> Supplied material

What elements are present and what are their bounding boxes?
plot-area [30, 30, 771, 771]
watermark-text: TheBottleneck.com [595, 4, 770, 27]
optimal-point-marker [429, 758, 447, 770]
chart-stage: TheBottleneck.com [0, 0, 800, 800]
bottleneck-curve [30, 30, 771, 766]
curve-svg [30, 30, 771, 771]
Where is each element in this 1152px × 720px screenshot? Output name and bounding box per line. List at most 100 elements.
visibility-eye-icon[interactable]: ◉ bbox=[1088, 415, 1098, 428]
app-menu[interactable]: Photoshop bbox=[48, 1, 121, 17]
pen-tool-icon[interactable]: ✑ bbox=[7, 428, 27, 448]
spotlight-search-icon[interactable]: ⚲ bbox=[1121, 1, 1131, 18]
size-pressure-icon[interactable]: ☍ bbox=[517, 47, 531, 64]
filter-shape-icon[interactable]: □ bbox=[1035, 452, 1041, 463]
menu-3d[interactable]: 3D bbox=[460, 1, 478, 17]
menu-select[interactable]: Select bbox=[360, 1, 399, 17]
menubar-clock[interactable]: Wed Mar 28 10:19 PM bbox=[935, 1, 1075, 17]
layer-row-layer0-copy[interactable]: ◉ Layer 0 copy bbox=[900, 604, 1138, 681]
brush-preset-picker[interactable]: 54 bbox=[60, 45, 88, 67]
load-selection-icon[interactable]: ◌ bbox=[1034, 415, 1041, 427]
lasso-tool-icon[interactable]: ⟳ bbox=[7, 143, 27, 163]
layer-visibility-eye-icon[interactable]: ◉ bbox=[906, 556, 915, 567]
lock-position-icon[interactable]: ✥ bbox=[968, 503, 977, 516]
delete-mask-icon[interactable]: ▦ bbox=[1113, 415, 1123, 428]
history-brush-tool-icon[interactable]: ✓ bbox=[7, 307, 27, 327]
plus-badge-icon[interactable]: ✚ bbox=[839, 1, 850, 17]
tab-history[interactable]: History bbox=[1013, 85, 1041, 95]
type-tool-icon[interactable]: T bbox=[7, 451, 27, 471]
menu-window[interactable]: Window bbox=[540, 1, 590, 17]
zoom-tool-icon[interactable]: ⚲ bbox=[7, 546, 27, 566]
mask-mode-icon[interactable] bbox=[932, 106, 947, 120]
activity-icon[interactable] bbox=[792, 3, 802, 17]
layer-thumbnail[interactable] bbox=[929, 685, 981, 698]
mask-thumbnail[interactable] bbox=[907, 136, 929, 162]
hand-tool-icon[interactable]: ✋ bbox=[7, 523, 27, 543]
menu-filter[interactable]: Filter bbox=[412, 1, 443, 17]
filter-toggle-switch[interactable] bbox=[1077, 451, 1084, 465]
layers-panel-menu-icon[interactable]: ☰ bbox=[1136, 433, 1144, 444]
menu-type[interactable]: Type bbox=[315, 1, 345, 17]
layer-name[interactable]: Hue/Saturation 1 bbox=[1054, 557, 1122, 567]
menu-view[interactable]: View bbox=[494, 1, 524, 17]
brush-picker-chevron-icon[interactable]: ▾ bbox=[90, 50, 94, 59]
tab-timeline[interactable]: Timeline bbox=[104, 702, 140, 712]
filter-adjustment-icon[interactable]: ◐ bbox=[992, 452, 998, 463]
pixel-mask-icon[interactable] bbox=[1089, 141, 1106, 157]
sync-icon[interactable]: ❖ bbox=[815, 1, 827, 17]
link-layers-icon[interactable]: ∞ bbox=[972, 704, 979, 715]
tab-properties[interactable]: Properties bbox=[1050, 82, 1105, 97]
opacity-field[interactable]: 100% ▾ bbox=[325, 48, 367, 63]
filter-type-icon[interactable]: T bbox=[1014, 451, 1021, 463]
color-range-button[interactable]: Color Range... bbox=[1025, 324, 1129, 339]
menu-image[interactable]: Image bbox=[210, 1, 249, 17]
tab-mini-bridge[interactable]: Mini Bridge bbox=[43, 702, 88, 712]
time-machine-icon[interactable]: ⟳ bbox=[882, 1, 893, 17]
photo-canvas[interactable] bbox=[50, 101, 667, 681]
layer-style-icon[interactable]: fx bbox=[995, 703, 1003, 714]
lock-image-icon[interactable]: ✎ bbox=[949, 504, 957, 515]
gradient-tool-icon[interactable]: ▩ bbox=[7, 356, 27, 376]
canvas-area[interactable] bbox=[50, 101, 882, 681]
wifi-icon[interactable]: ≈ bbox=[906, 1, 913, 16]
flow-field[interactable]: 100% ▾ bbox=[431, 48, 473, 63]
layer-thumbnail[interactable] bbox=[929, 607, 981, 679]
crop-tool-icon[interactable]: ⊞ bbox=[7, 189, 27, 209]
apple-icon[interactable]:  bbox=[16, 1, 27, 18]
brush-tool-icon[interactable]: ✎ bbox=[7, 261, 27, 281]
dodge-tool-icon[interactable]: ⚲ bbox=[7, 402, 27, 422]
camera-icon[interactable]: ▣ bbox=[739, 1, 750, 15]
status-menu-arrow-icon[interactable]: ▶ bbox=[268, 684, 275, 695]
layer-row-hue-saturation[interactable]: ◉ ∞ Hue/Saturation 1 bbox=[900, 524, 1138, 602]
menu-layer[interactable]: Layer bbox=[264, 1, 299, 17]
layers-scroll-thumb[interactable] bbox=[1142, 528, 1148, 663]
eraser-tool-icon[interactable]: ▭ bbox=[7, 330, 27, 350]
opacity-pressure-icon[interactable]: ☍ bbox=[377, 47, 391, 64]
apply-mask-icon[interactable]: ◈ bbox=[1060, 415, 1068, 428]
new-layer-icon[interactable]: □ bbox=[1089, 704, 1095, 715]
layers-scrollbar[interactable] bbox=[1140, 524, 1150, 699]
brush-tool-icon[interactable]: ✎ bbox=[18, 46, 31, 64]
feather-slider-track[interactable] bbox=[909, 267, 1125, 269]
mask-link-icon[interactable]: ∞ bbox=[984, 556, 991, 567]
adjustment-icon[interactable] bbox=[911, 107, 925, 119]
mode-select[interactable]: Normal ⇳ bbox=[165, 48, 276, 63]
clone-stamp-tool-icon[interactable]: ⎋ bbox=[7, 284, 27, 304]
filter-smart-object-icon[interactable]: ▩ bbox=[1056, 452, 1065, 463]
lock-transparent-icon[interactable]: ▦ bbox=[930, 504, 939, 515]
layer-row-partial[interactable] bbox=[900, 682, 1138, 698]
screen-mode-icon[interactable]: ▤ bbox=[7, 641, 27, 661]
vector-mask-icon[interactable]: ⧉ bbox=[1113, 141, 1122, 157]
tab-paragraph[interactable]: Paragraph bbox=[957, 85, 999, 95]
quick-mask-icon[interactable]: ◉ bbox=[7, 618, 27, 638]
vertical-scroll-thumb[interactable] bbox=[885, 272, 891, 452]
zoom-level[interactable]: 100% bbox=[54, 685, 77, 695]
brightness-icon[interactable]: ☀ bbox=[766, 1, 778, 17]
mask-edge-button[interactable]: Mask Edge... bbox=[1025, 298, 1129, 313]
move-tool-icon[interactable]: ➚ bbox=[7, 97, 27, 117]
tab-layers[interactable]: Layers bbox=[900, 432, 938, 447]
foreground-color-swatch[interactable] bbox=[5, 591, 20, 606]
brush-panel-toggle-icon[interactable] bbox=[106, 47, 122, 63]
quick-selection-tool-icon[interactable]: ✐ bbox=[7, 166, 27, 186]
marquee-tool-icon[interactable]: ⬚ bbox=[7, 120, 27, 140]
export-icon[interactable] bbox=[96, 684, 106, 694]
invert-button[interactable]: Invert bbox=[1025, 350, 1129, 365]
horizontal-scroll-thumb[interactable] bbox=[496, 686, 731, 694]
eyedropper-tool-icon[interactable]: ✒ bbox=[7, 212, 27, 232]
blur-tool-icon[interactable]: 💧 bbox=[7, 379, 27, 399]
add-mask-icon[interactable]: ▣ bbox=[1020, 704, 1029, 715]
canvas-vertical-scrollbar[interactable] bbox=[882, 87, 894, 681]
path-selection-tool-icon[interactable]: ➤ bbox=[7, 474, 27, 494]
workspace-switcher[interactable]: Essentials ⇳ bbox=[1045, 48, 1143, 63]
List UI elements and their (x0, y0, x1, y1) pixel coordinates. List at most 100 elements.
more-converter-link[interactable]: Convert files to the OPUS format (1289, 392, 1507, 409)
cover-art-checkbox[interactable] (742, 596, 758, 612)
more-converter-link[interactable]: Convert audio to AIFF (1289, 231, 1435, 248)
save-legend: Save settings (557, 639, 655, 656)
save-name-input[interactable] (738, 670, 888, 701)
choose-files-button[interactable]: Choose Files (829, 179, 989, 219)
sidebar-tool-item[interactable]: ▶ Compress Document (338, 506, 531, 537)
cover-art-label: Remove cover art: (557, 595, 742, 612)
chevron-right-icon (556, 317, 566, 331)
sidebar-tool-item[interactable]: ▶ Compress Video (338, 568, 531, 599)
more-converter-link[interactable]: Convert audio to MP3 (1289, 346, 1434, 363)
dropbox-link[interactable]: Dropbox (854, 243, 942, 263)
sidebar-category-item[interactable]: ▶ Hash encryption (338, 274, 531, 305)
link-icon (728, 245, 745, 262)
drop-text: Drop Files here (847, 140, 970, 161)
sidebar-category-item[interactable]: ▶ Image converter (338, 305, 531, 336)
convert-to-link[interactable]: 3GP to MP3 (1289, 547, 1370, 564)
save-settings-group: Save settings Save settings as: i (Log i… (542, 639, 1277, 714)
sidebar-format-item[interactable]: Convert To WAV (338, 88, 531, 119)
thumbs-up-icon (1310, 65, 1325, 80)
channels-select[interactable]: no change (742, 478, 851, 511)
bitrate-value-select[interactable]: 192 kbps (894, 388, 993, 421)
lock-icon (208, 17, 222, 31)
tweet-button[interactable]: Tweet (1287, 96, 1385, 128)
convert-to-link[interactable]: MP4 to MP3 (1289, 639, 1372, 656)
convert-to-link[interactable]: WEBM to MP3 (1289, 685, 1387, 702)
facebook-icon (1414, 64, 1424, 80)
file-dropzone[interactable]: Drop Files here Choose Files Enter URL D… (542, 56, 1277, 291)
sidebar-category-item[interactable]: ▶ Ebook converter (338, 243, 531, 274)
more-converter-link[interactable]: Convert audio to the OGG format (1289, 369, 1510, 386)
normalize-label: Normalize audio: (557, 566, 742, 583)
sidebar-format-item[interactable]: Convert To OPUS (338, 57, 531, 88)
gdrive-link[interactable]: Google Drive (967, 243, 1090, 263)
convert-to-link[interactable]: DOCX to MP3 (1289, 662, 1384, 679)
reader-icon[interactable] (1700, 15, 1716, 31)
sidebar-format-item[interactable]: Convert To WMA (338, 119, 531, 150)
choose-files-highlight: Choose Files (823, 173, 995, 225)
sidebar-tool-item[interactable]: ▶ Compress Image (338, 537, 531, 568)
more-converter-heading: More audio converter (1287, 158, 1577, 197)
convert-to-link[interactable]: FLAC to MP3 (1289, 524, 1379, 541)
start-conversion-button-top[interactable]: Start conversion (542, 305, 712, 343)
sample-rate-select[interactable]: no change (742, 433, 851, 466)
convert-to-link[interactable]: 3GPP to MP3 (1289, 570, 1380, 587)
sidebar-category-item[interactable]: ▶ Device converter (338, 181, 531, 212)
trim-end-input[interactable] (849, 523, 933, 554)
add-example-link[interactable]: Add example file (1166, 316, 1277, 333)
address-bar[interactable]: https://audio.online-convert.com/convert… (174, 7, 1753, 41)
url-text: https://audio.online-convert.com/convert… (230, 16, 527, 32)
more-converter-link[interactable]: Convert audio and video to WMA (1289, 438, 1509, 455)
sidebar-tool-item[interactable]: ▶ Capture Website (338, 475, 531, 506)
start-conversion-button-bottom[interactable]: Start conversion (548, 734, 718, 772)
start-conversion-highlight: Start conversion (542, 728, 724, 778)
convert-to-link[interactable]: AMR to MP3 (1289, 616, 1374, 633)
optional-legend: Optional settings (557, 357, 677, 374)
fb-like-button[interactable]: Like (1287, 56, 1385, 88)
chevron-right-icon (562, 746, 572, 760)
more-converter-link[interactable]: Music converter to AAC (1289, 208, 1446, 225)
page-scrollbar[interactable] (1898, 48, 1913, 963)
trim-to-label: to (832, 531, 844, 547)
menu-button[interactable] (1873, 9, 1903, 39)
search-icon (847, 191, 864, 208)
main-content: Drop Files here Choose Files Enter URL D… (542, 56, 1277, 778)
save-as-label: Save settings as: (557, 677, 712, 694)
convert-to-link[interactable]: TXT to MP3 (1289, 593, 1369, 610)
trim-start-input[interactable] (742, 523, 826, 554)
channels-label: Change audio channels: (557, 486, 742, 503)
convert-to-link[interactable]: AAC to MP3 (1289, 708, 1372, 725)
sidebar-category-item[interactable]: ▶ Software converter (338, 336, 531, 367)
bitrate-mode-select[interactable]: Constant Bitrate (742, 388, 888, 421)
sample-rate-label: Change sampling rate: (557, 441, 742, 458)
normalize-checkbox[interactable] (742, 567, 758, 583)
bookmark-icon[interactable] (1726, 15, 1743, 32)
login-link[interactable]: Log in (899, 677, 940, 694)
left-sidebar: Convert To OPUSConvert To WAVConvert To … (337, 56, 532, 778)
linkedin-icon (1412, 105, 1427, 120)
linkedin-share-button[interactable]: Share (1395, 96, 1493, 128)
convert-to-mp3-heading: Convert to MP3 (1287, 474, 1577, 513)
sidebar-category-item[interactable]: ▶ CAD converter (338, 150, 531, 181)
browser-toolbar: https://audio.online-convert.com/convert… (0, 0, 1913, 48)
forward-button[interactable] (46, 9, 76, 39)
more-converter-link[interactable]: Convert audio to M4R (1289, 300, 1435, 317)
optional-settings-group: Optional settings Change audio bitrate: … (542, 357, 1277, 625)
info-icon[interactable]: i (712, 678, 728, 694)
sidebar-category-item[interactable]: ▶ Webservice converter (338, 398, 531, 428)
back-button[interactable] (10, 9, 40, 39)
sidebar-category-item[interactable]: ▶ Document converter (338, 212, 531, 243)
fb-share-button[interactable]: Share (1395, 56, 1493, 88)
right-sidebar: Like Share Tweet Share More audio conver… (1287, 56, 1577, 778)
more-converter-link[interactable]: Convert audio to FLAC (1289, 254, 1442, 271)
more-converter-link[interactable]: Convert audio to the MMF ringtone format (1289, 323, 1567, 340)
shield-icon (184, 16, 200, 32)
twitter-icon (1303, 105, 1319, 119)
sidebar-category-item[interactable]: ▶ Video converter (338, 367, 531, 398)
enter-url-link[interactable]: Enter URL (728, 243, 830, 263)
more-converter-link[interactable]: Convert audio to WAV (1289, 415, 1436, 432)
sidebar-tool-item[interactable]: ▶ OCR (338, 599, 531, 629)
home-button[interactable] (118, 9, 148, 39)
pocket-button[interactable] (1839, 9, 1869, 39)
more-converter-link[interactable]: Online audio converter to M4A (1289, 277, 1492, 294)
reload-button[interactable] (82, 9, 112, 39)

> Job
Print the records word for word, starting at the very first line and ending at the line that contains "layer-row-layer0-copy[interactable]: ◉ Layer", with both of those lines included.

> Correct result
What elements are present and what are their bounding boxes?
plot-area [30, 30, 771, 771]
watermark-text: TheBottleneck.com [595, 4, 770, 27]
optimal-point-marker [429, 758, 447, 770]
chart-stage: TheBottleneck.com [0, 0, 800, 800]
bottleneck-curve [30, 30, 771, 766]
curve-svg [30, 30, 771, 771]
Where is each element in this 1152px × 720px screenshot? Output name and bounding box per line. List at most 100 elements.
visibility-eye-icon[interactable]: ◉ bbox=[1088, 415, 1098, 428]
app-menu[interactable]: Photoshop bbox=[48, 1, 121, 17]
pen-tool-icon[interactable]: ✑ bbox=[7, 428, 27, 448]
spotlight-search-icon[interactable]: ⚲ bbox=[1121, 1, 1131, 18]
size-pressure-icon[interactable]: ☍ bbox=[517, 47, 531, 64]
filter-shape-icon[interactable]: □ bbox=[1035, 452, 1041, 463]
menu-3d[interactable]: 3D bbox=[460, 1, 478, 17]
menu-select[interactable]: Select bbox=[360, 1, 399, 17]
menubar-clock[interactable]: Wed Mar 28 10:19 PM bbox=[935, 1, 1075, 17]
layer-row-layer0-copy[interactable]: ◉ Layer 0 copy bbox=[900, 604, 1138, 681]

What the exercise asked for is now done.